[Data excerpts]
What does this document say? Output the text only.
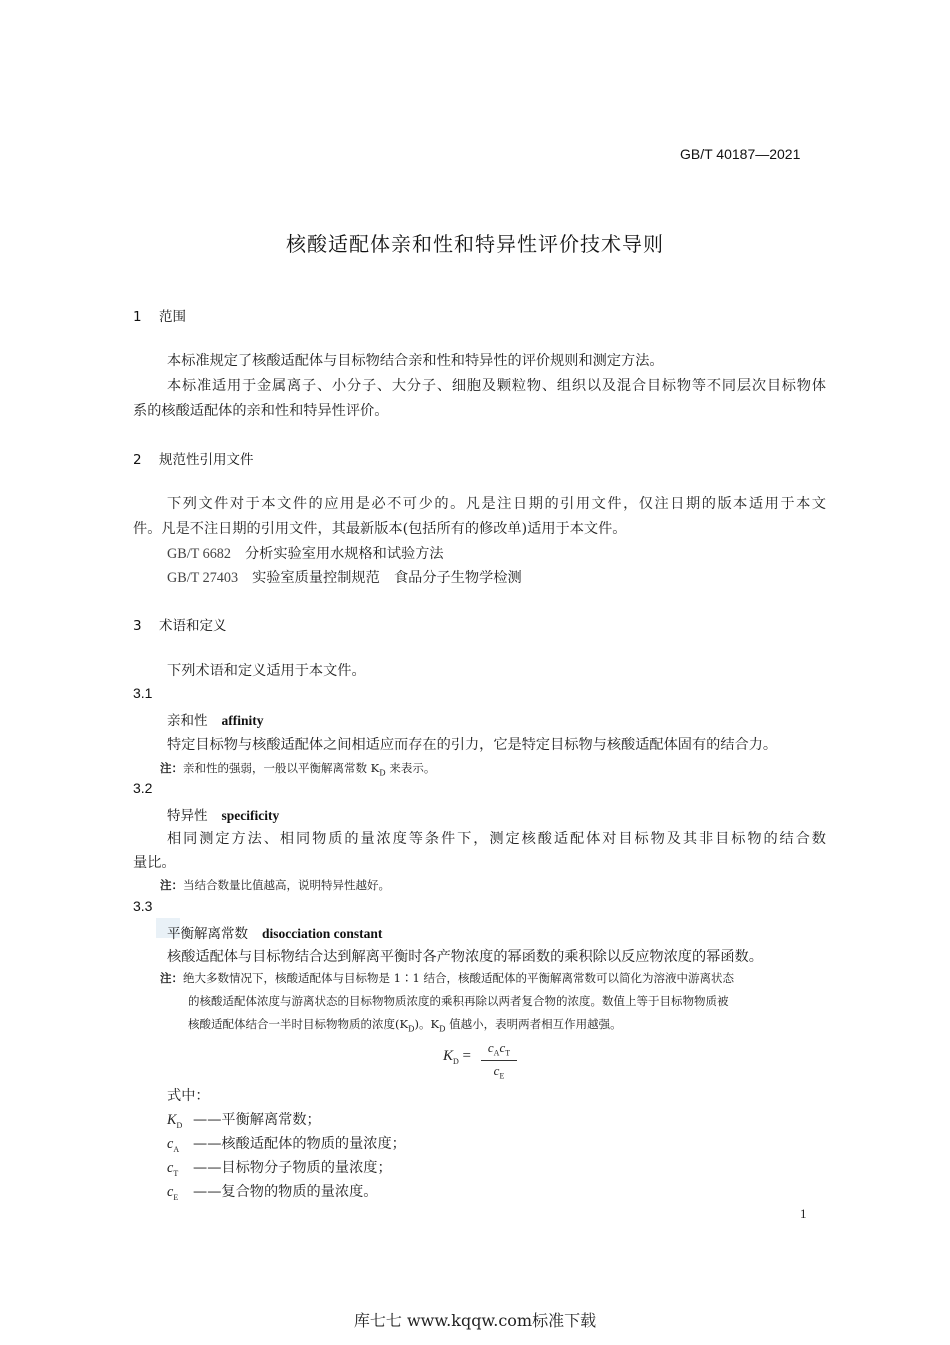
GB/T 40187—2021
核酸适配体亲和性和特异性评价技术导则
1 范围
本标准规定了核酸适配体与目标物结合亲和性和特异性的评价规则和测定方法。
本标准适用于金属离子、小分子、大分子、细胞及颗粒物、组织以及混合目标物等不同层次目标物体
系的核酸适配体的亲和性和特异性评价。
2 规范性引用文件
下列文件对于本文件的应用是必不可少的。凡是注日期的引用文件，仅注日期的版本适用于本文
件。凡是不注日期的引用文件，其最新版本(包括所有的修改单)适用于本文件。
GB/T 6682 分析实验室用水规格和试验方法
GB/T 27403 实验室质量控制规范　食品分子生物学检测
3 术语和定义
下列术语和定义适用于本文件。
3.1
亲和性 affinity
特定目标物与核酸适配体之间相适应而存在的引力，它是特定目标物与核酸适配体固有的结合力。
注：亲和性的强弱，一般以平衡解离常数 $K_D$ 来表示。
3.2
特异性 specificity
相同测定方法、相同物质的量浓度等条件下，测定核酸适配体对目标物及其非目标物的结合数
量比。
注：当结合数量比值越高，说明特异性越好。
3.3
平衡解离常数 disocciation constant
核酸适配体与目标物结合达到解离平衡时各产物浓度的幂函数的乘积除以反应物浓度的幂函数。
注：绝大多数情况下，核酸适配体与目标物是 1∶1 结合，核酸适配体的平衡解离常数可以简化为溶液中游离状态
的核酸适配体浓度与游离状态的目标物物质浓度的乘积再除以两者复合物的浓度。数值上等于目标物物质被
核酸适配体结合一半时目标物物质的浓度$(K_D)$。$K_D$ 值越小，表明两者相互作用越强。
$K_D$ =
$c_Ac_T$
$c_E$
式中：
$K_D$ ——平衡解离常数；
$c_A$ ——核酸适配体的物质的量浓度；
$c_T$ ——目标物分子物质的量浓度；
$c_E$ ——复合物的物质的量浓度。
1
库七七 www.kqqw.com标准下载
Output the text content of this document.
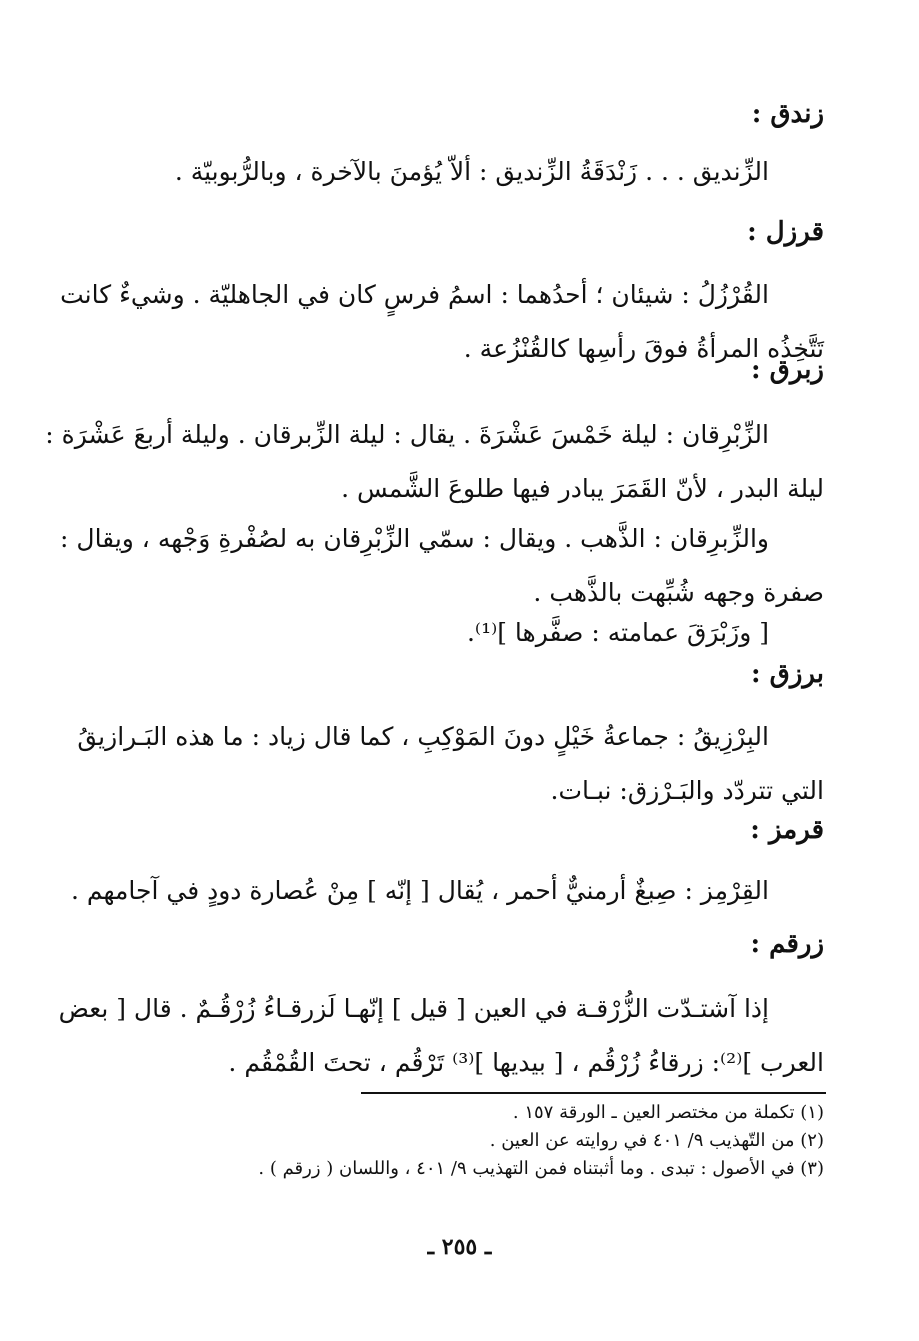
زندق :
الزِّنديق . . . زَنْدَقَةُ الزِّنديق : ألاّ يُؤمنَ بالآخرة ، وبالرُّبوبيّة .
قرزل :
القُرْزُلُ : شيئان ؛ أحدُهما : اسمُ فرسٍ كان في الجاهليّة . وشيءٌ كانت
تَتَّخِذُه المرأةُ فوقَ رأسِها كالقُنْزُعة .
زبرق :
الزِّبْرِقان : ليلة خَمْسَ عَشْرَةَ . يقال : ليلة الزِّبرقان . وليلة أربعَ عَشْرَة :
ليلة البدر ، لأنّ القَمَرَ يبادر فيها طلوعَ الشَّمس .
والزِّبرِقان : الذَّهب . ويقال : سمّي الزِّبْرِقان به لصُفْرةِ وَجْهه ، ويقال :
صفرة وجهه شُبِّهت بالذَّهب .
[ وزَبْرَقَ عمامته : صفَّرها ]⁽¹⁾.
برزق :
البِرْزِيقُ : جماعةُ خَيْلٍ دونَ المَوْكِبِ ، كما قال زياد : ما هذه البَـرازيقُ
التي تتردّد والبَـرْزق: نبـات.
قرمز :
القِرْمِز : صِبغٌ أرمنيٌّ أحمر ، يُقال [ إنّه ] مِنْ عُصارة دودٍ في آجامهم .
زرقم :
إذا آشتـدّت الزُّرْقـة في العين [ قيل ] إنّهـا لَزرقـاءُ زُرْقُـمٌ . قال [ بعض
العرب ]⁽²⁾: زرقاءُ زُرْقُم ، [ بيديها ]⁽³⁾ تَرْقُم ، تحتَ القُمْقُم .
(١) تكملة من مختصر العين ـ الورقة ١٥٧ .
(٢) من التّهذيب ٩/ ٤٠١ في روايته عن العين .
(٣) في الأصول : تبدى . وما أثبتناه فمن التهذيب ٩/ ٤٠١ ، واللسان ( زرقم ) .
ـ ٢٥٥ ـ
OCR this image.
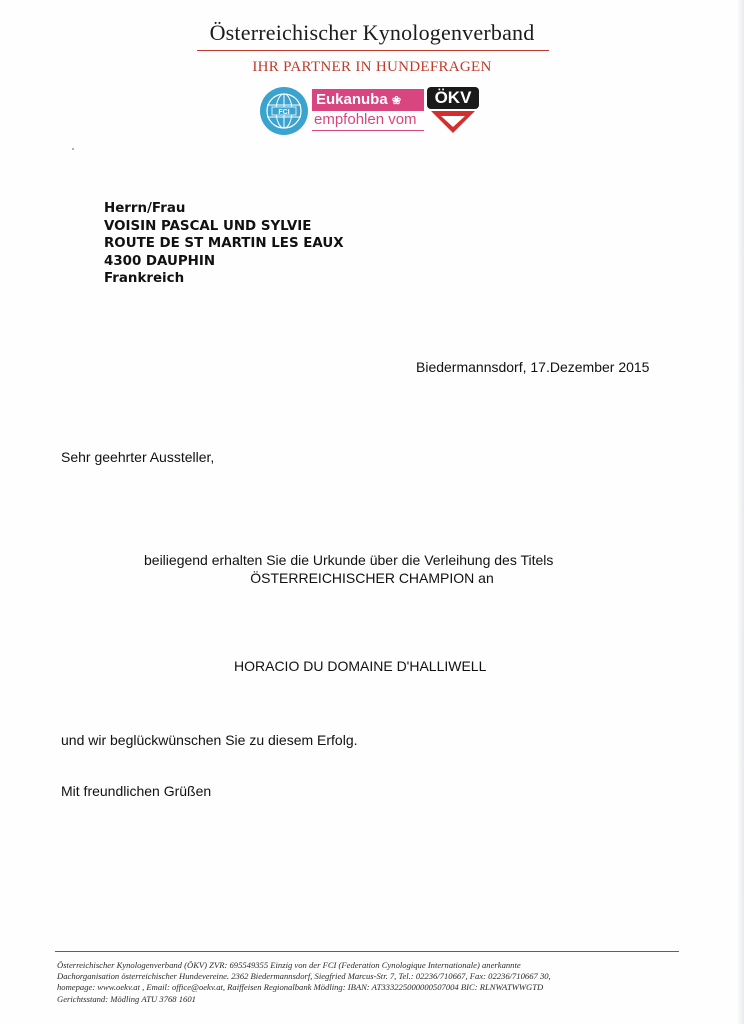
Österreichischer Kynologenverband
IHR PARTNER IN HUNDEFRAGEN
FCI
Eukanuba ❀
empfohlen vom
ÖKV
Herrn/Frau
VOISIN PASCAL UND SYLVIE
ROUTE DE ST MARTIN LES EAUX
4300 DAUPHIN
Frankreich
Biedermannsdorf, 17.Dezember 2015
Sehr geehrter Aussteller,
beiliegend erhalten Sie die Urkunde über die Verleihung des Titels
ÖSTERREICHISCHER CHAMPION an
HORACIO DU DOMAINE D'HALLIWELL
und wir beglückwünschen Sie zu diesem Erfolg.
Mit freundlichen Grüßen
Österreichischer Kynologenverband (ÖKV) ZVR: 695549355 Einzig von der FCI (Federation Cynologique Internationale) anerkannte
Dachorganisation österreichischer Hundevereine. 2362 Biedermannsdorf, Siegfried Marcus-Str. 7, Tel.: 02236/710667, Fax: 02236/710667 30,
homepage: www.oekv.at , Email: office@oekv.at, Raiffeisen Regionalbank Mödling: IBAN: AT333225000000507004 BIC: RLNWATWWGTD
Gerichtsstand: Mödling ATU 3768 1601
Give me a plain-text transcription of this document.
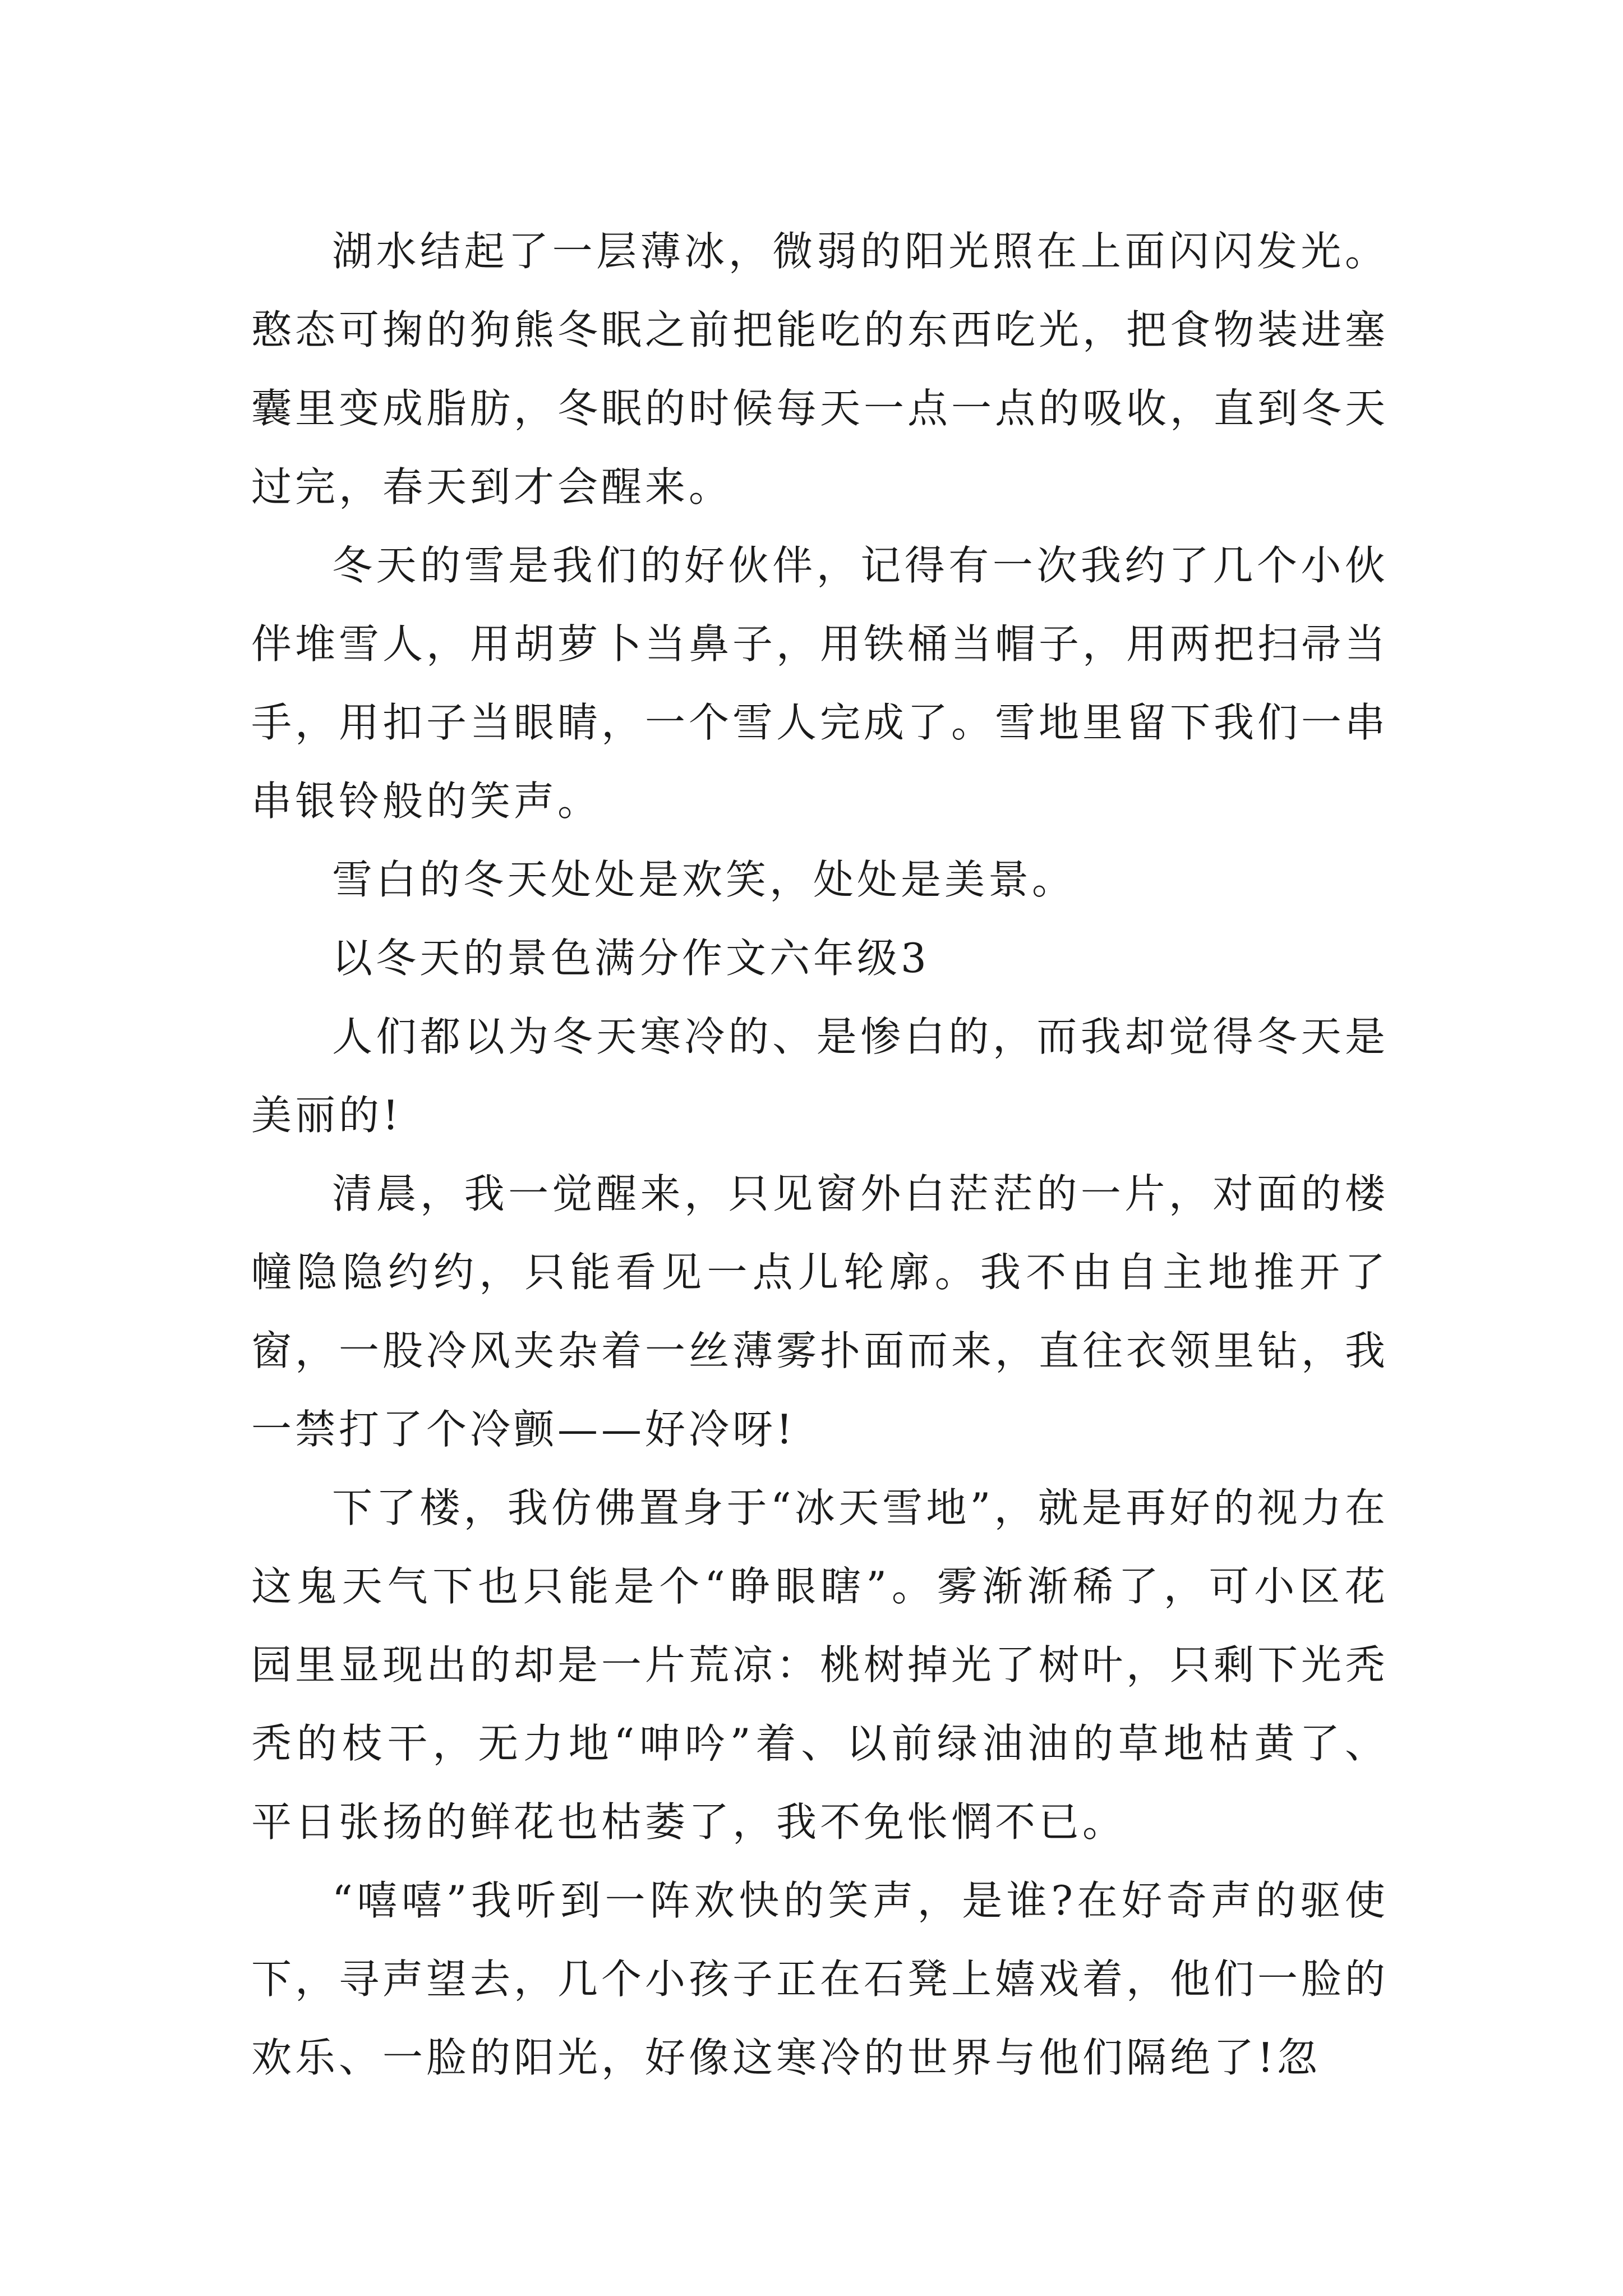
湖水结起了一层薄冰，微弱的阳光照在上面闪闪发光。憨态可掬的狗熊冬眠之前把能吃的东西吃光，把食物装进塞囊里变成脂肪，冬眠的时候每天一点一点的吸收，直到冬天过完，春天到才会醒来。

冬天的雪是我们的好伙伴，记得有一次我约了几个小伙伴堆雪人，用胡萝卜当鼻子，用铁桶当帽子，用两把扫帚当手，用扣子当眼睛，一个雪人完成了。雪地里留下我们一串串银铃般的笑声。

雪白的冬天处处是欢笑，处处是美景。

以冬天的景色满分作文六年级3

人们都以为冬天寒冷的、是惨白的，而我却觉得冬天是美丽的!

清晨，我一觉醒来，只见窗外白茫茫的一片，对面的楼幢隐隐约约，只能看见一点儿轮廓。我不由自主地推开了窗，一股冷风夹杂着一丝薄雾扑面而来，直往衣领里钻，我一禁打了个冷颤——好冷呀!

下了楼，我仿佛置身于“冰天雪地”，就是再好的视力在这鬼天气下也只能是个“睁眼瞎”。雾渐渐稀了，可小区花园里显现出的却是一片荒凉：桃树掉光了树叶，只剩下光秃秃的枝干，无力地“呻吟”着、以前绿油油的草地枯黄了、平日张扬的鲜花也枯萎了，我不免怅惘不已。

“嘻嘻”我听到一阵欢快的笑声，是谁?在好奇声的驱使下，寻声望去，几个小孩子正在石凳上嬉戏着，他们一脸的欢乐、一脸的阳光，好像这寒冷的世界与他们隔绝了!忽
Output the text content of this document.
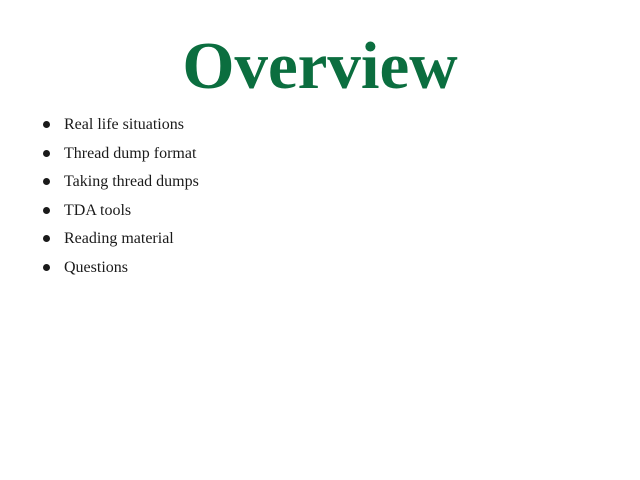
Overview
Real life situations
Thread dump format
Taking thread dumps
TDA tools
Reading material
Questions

## Set exercise
Each line with the string "العين" in it needs to be found and copied.

## Response for this exercise
إذا آشتـدّت الزُّرْقـة في العين [ قيل ] إنّهـا لَزرقـاءُ زُرْقُـمٌ . قال [ بعض
(١) تكملة من مختصر العين ـ الورقة ١٥٧ .
(٢) من التّهذيب ٩/ ٤٠١ في روايته عن العين .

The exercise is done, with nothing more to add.